_PROBLEMA BREVE 1_. Ricopia la recensione di Quicksand da "Ma l’originalità del" fino a "di progressioni imprevedibili.".

_BRANO FORNITO_.
Horror & Thriller

Quicksand (2023): la recensione del survival thriller fangoso di Andrés Beltrán

Il regista firma un visivamente concreto ma narrativamente fragile, più interessante come metafora che come horror

Quicksand di Andrés Beltrán, scritto da Matt Pitts e interpretato da Carolina Gaitán e Allan Hawco, è un survival thriller a basso budget che costruisce la propria identità su un’idea tanto semplice quanto ambiziosa: trasformare una coppia sull’orlo del divorzio in prigioniera di una palude colombiana, obbligandola a confrontarsi con la natura ostile e con la propria frattura emotiva.

Ma l’originalità del presupposto non basta se l’assetto narrativo resta esile. Da un lato abbiamo la concretezza tattile dell’ambientazione, la fisicità vischiosa del fango che immobilizza i corpi e rende palpabile la fatica; dall’altro la tensione è però affidata a pochi eventi ripetuti – serpenti, formiche, minacce umane appena abbozzate – che raramente producono veri scarti drammatici. L’effetto è quindi quello di una messa in scena coerente sul piano sensoriale, ma povera di progressioni imprevedibili.

_DATI DISPONIBILI_.

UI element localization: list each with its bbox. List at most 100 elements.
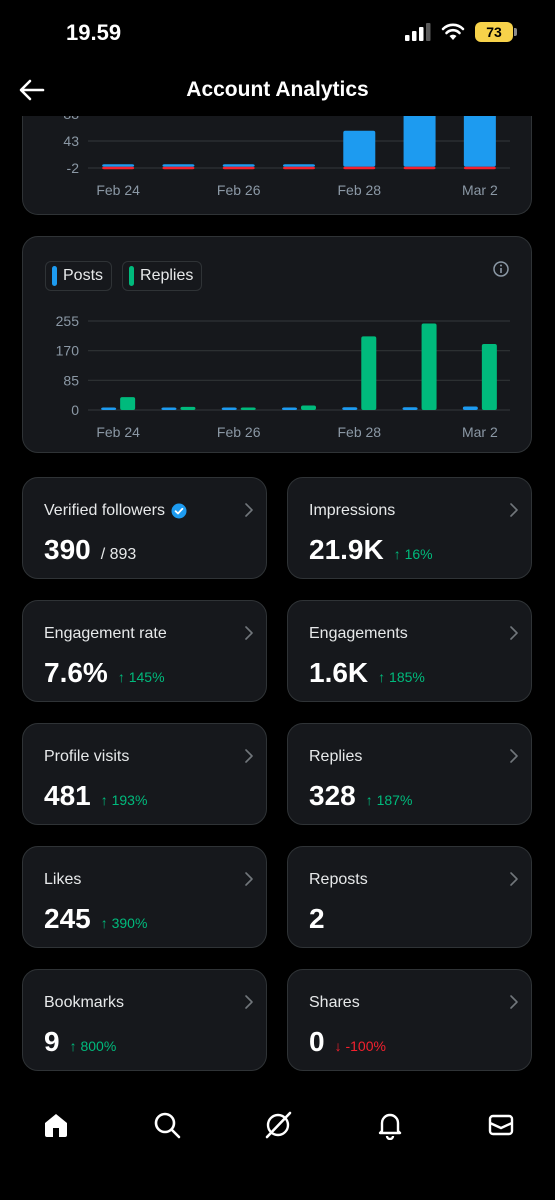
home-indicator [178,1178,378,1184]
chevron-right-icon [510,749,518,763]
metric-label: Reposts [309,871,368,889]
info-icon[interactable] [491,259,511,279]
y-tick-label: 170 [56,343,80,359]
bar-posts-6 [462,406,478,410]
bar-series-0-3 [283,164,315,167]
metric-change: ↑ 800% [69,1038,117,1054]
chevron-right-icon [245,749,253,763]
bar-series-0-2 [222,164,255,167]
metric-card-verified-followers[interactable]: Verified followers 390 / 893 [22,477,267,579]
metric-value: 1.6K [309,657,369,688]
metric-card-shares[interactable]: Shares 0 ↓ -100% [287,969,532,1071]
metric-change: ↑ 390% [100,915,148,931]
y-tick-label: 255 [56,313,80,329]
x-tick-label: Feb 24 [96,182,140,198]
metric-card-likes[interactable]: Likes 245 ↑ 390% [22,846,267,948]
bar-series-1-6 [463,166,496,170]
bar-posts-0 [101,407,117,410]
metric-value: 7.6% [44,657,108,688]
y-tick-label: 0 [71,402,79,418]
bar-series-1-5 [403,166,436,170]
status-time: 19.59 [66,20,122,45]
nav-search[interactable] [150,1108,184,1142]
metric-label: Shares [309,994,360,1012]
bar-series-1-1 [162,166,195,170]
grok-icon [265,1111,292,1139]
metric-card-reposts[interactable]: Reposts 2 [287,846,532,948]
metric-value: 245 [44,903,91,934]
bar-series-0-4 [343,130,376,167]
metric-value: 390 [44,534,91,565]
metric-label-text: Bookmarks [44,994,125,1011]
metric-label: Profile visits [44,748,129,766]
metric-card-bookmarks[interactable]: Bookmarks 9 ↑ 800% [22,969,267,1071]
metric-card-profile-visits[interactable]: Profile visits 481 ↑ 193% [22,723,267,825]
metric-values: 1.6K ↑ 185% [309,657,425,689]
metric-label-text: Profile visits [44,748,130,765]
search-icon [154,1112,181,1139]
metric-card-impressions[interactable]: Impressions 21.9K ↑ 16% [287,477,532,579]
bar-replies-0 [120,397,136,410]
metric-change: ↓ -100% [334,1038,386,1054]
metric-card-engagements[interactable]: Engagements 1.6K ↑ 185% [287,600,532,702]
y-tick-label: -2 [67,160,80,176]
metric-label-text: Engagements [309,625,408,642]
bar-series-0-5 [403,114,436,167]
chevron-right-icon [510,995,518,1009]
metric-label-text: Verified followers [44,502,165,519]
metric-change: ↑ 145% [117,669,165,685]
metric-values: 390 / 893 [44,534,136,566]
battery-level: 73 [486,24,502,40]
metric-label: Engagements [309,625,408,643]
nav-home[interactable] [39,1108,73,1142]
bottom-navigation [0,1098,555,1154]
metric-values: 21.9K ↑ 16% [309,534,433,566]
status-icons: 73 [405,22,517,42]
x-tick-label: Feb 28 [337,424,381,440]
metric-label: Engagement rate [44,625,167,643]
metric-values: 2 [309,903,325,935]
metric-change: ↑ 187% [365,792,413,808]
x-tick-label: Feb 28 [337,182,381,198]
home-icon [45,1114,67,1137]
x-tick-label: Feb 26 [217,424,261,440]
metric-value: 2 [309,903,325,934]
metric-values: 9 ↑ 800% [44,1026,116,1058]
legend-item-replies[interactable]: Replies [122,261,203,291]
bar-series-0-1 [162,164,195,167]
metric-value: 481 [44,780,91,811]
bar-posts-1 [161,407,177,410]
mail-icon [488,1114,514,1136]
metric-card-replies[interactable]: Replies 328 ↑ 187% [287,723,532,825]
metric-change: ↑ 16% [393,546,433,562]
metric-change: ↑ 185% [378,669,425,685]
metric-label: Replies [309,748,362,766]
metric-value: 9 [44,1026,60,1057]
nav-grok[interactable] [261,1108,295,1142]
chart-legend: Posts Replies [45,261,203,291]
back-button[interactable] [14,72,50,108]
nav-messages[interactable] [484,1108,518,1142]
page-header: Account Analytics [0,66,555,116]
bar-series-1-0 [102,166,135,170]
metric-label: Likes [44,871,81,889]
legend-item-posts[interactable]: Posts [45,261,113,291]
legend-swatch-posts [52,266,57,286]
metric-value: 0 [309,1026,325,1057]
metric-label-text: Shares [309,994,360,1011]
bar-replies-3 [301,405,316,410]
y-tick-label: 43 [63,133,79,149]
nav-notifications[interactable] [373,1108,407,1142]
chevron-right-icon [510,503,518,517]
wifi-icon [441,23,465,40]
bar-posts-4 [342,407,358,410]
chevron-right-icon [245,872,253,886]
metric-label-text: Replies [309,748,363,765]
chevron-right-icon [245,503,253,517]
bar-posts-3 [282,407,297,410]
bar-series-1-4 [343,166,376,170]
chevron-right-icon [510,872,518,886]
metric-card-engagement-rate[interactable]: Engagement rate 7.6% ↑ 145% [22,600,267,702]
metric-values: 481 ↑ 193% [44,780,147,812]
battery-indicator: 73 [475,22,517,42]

_PROBLEMA BREVE 2_. Nelle righe dei dati, da quella che contiene "home-indicator [178,1178,378,1184]" fino a quella che contiene "bar-series-0-2 [222,164,255,167]", sostituisci "chevron-right-icon" con "arrow-right-icon" e riporta soltanto queste righe, senza modificare nient'altro.

_RISPOSTA COMPLETA 1_.
Ma l’originalità del presupposto non basta se l’assetto narrativo resta esile. Da un lato abbiamo la concretezza tattile dell’ambientazione, la fisicità vischiosa del fango che immobilizza i corpi e rende palpabile la fatica; dall’altro la tensione è però affidata a pochi eventi ripetuti – serpenti, formiche, minacce umane appena abbozzate – che raramente producono veri scarti drammatici. L’effetto è quindi quello di una messa in scena coerente sul piano sensoriale, ma povera di progressioni imprevedibili.

_RISPOSTA COMPLETA 2_.
home-indicator [178,1178,378,1184]
arrow-right-icon [510,749,518,763]
metric-label: Reposts [309,871,368,889]
info-icon[interactable] [491,259,511,279]
y-tick-label: 170 [56,343,80,359]
bar-posts-6 [462,406,478,410]
bar-series-0-3 [283,164,315,167]
metric-change: ↑ 800% [69,1038,117,1054]
arrow-right-icon [245,749,253,763]
bar-series-0-2 [222,164,255,167]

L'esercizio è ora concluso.